- Given request -
Copy out all the lines exactly. Omit pictures.

____________

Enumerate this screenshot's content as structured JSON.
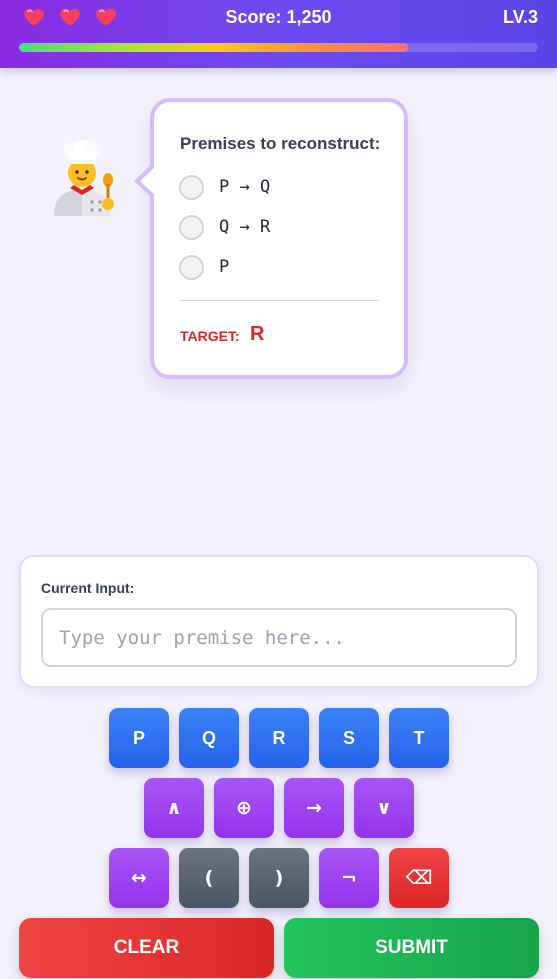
{
  "hud": {
    "lives": 3,
    "score_text": "Score: 1,250",
    "level_text": "LV.3",
    "progress_fraction": 0.75,
    "heart_color": "#ef4444"
  },
  "bubble": {
    "title": "Premises to reconstruct:",
    "premises": [
      {
        "text": "P → Q",
        "checked": false
      },
      {
        "text": "Q → R",
        "checked": false
      },
      {
        "text": "P",
        "checked": false
      }
    ],
    "target_label": "TARGET:",
    "target_value": "R"
  },
  "input": {
    "label": "Current Input:",
    "placeholder": "Type your premise here...",
    "value": ""
  },
  "keypad": {
    "row1": [
      "P",
      "Q",
      "R",
      "S",
      "T"
    ],
    "row2": [
      "∧",
      "⊕",
      "→",
      "∨"
    ],
    "row3": [
      "↔",
      "(",
      ")",
      "¬",
      "⌫"
    ]
  },
  "actions": {
    "clear_label": "CLEAR",
    "submit_label": "SUBMIT"
  },
  "colors": {
    "header_gradient_start": "#8a2ce2",
    "header_gradient_end": "#5b45e6",
    "variable_key": "#2563eb",
    "operator_key": "#9333ea",
    "paren_key": "#4b5563",
    "delete_key": "#dc2626",
    "clear_button": "#dc2626",
    "submit_button": "#16a34a",
    "target": "#dc2626"
  }
}
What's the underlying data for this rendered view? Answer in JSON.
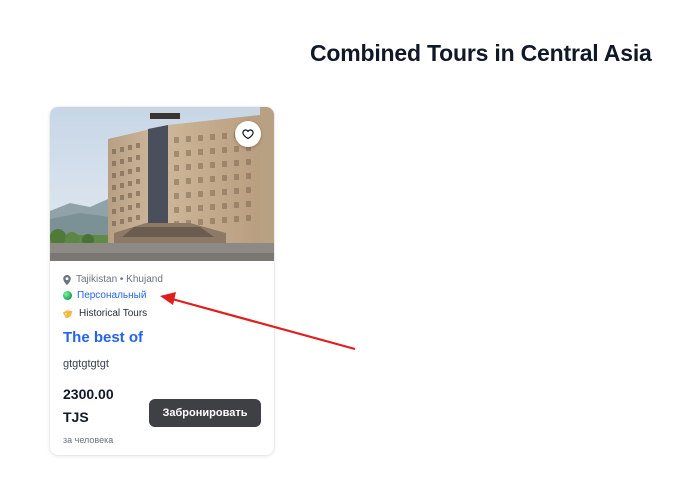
{
  "page": {
    "heading": "Combined Tours in Central Asia"
  },
  "tour_card": {
    "favorite_icon": "heart-outline-icon",
    "location": "Tajikistan • Khujand",
    "location_icon": "map-pin-icon",
    "type": "Персональный",
    "type_icon": "green-globe-dot-icon",
    "category": "Historical Tours",
    "category_icon": "tag-icon",
    "title": "The best of",
    "description": "gtgtgtgtgt",
    "price": "2300.00",
    "currency": "TJS",
    "price_note": "за человека",
    "book_label": "Забронировать"
  },
  "colors": {
    "title_link": "#2563eb",
    "book_button": "#3f3f46",
    "annotation_arrow": "#e11d1d"
  }
}
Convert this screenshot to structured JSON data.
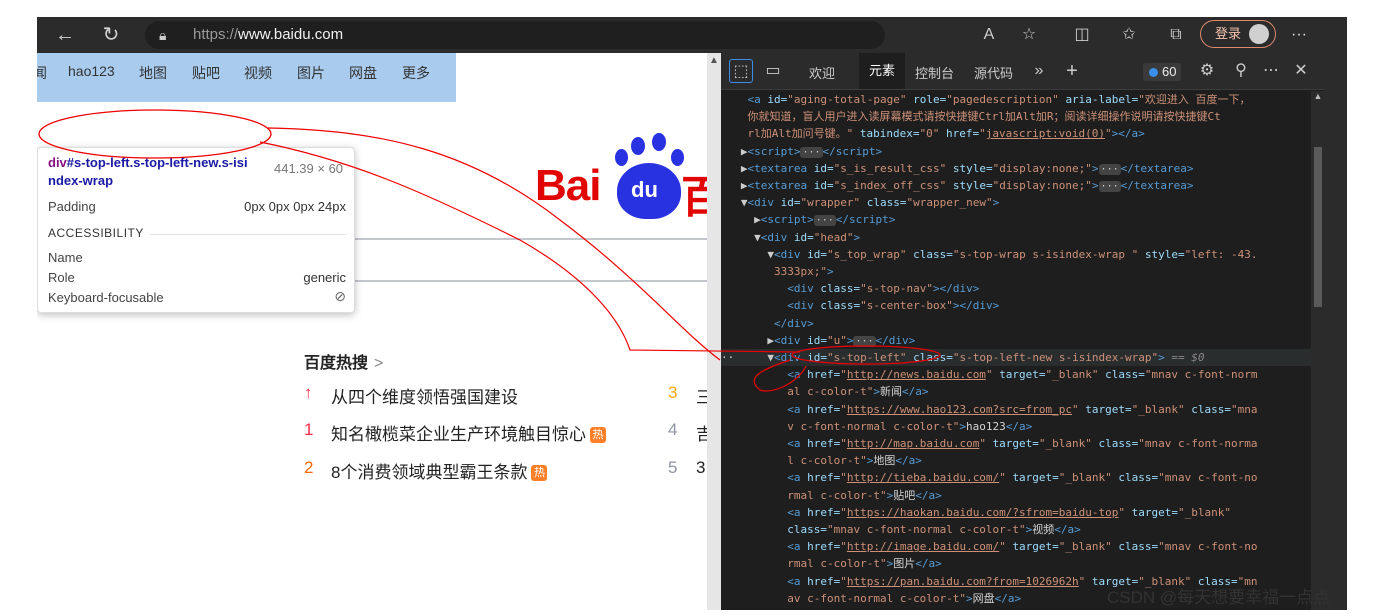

____________

- Output of the exercise -
Enumerate this screenshot's content as structured JSON.
{
  "hud": {
    "lives": 3,
    "score_text": "Score: 1,250",
    "level_text": "LV.3",
    "progress_fraction": 0.75,
    "heart_color": "#ef4444"
  },
  "bubble": {
    "title": "Premises to reconstruct:",
    "premises": [
      {
        "text": "P → Q",
        "checked": false
      },
      {
        "text": "Q → R",
        "checked": false
      },
      {
        "text": "P",
        "checked": false
      }
    ],
    "target_label": "TARGET:",
    "target_value": "R"
  },
  "input": {
    "label": "Current Input:",
    "placeholder": "Type your premise here...",
    "value": ""
  },
  "keypad": {
    "row1": [
      "P",
      "Q",
      "R",
      "S",
      "T"
    ],
    "row2": [
      "∧",
      "⊕",
      "→",
      "∨"
    ],
    "row3": [
      "↔",
      "(",
      ")",
      "¬",
      "⌫"
    ]
  },
  "actions": {
    "clear_label": "CLEAR",
    "submit_label": "SUBMIT"
  },
  "colors": {
    "header_gradient_start": "#8a2ce2",
    "header_gradient_end": "#5b45e6",
    "variable_key": "#2563eb",
    "operator_key": "#9333ea",
    "paren_key": "#4b5563",
    "delete_key": "#dc2626",
    "clear_button": "#dc2626",
    "submit_button": "#16a34a",
    "target": "#dc2626"
  }
}
What's the underlying data for this rendered view? Answer in JSON.
{
  "page": {
    "heading": "Combined Tours in Central Asia"
  },
  "tour_card": {
    "favorite_icon": "heart-outline-icon",
    "location": "Tajikistan • Khujand",
    "location_icon": "map-pin-icon",
    "type": "Персональный",
    "type_icon": "green-globe-dot-icon",
    "category": "Historical Tours",
    "category_icon": "tag-icon",
    "title": "The best of",
    "description": "gtgtgtgtgt",
    "price": "2300.00",
    "currency": "TJS",
    "price_note": "за человека",
    "book_label": "Забронировать"
  },
  "colors": {
    "title_link": "#2563eb",
    "book_button": "#3f3f46",
    "annotation_arrow": "#e11d1d"
  }
}
Convert this screenshot to structured JSON data.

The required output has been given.